*Stored records:*

***

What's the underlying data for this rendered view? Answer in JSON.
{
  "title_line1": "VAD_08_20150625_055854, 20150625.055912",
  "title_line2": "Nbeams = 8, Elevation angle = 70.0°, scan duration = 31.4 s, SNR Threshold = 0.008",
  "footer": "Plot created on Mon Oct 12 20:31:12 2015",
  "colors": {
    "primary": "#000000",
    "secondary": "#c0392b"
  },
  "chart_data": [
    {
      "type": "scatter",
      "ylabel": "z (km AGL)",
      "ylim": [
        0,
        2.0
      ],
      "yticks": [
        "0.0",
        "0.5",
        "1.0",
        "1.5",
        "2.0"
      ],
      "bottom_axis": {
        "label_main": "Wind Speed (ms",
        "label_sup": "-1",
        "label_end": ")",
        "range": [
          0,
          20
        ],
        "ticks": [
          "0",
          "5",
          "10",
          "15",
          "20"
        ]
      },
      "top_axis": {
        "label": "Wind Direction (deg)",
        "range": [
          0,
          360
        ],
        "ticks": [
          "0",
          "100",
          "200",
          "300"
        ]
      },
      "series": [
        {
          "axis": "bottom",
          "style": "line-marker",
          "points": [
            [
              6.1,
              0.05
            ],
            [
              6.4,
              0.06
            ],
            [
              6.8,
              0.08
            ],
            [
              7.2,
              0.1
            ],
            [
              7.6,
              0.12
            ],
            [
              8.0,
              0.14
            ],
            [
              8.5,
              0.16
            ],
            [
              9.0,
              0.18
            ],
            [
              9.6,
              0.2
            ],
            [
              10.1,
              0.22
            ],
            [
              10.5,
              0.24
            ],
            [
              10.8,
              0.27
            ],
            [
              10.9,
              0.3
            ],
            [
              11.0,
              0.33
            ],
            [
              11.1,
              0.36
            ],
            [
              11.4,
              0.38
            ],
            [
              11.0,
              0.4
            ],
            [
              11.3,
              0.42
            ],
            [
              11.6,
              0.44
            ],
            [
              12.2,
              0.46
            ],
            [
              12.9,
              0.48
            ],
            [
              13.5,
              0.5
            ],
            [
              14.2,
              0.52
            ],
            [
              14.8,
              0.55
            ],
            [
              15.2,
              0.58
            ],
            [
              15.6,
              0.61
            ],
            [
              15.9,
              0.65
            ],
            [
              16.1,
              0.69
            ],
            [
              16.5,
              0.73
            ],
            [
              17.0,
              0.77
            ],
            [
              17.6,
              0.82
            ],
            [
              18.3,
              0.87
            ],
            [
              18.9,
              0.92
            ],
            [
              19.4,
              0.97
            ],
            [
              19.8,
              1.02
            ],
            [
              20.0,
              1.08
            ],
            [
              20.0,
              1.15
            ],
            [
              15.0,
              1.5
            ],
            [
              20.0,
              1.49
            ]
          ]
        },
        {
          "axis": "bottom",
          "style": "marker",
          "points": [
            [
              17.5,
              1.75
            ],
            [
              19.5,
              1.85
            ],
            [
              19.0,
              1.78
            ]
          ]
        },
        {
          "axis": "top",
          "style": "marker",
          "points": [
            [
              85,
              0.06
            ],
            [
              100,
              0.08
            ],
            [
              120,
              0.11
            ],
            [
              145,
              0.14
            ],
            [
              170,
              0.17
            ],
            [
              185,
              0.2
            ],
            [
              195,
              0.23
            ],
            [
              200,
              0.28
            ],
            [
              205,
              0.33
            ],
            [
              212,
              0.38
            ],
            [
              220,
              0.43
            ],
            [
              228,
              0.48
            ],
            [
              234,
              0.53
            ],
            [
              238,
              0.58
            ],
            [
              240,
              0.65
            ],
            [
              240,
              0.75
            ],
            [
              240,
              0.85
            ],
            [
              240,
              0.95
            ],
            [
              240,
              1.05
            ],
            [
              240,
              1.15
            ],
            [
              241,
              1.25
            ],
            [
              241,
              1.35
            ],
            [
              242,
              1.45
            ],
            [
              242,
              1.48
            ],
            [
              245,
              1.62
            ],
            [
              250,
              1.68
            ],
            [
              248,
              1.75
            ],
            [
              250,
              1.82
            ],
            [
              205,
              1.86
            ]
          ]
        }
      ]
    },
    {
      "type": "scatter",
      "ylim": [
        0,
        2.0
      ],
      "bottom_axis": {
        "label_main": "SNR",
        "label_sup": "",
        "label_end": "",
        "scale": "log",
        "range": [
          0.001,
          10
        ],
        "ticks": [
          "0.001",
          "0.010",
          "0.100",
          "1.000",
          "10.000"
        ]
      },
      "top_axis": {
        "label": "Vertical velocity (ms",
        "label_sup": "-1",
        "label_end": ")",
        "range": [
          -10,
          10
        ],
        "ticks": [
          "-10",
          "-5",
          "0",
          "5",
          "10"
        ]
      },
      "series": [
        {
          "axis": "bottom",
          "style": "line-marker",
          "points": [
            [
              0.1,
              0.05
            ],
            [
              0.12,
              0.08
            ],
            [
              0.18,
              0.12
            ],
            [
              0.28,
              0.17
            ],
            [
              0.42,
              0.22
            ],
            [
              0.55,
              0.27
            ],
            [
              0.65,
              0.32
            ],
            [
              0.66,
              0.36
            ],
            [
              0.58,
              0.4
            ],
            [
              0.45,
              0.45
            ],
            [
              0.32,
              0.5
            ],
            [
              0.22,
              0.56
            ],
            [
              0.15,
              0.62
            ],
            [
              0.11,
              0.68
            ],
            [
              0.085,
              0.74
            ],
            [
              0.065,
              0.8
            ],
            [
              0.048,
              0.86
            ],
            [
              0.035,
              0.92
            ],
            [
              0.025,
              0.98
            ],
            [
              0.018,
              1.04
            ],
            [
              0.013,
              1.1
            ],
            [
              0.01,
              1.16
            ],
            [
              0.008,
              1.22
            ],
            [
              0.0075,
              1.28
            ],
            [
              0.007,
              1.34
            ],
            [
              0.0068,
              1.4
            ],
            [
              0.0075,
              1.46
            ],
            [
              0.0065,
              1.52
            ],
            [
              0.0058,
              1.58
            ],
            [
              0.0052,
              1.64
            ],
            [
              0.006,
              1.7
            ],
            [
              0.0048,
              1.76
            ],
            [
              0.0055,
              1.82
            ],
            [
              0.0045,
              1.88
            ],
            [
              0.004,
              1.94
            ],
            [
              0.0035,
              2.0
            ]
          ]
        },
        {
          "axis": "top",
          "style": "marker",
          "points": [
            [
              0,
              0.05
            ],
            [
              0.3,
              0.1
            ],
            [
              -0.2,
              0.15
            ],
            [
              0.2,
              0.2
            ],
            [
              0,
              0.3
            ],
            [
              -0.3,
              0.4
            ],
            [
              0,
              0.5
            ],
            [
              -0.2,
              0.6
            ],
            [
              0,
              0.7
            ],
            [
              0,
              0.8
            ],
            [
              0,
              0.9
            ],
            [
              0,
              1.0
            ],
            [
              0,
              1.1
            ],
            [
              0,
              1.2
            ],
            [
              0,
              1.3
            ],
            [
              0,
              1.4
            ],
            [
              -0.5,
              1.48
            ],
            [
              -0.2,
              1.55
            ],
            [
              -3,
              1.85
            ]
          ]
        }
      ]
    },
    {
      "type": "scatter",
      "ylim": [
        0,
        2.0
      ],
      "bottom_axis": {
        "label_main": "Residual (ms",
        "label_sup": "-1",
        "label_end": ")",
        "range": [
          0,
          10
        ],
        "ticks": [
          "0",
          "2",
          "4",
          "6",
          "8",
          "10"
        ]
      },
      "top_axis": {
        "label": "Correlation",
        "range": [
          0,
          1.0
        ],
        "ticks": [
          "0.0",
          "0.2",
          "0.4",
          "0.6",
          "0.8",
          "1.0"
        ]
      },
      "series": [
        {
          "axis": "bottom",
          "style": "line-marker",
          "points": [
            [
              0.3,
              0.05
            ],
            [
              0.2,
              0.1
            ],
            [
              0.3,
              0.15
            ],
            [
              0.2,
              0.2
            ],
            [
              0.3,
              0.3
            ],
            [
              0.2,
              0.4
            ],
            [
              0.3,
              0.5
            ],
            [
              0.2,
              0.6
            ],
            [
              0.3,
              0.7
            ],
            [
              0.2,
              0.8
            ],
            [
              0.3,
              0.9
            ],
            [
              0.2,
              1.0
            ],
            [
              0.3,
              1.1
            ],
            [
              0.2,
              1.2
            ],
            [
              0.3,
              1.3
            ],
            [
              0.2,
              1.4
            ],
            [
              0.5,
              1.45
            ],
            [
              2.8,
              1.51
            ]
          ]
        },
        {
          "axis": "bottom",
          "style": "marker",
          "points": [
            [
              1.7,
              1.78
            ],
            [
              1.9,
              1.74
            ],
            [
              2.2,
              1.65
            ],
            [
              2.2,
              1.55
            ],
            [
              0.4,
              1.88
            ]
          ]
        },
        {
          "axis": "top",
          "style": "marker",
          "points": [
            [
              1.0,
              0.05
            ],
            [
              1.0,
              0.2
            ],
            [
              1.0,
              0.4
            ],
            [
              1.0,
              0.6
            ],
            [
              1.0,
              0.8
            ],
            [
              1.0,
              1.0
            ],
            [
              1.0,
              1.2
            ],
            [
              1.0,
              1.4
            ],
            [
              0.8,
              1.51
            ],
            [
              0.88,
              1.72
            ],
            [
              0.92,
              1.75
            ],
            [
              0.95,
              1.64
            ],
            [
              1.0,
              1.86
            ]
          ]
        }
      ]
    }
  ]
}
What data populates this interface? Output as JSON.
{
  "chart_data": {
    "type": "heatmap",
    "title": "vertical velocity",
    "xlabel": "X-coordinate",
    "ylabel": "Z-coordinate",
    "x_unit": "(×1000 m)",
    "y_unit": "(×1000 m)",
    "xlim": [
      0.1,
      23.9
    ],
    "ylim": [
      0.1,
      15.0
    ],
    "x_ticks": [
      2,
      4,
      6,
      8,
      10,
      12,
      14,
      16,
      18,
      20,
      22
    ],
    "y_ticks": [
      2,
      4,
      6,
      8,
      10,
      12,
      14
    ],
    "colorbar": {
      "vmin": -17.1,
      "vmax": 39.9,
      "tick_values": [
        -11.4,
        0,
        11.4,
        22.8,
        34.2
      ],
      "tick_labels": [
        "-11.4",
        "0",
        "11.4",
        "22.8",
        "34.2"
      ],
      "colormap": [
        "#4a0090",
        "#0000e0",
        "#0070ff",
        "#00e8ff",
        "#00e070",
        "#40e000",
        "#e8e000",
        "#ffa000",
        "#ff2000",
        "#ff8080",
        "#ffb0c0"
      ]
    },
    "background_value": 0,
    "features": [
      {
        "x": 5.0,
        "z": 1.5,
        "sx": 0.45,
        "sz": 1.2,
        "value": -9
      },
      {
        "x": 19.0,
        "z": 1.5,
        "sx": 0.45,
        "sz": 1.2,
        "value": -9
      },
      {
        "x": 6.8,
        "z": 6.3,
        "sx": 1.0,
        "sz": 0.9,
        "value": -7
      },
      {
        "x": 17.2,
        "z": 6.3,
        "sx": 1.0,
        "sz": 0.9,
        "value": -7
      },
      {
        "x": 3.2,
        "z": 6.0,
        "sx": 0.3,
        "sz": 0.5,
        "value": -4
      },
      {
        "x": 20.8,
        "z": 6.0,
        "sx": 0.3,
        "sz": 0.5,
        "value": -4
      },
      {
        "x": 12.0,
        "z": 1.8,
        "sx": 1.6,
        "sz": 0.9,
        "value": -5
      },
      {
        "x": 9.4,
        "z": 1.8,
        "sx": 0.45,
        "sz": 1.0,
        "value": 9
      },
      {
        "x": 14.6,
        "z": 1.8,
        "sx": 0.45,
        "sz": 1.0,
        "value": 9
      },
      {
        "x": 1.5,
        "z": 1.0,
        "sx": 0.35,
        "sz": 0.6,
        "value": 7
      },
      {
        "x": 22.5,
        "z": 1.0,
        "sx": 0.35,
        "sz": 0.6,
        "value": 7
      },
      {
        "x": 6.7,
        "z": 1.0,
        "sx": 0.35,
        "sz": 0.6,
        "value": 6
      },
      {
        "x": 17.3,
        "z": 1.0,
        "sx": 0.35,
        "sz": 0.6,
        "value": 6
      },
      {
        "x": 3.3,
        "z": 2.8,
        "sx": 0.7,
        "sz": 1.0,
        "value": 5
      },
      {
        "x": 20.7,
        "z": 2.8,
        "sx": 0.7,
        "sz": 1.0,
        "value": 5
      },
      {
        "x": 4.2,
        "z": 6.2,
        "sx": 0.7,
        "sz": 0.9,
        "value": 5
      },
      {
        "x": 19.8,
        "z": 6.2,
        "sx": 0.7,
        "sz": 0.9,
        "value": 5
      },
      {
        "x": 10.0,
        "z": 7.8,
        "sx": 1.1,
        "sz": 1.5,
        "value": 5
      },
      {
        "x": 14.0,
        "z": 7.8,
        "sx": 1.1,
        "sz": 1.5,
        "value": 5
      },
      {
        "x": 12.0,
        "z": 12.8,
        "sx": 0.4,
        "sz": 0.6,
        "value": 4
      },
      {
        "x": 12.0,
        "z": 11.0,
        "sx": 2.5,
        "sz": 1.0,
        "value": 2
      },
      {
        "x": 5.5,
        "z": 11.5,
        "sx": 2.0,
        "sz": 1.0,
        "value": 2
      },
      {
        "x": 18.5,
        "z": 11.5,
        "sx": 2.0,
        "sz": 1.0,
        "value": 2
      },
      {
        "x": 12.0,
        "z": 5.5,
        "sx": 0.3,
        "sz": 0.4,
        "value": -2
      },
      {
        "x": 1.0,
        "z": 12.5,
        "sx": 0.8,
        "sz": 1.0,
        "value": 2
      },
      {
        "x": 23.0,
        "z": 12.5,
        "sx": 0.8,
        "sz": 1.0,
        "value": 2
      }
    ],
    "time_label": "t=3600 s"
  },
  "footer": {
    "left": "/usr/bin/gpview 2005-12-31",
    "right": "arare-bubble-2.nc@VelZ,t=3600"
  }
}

***

*Required work:*
Some lines of the data above may hold the word "footer"; report how many do, and nothing else.

*Final answer:*
2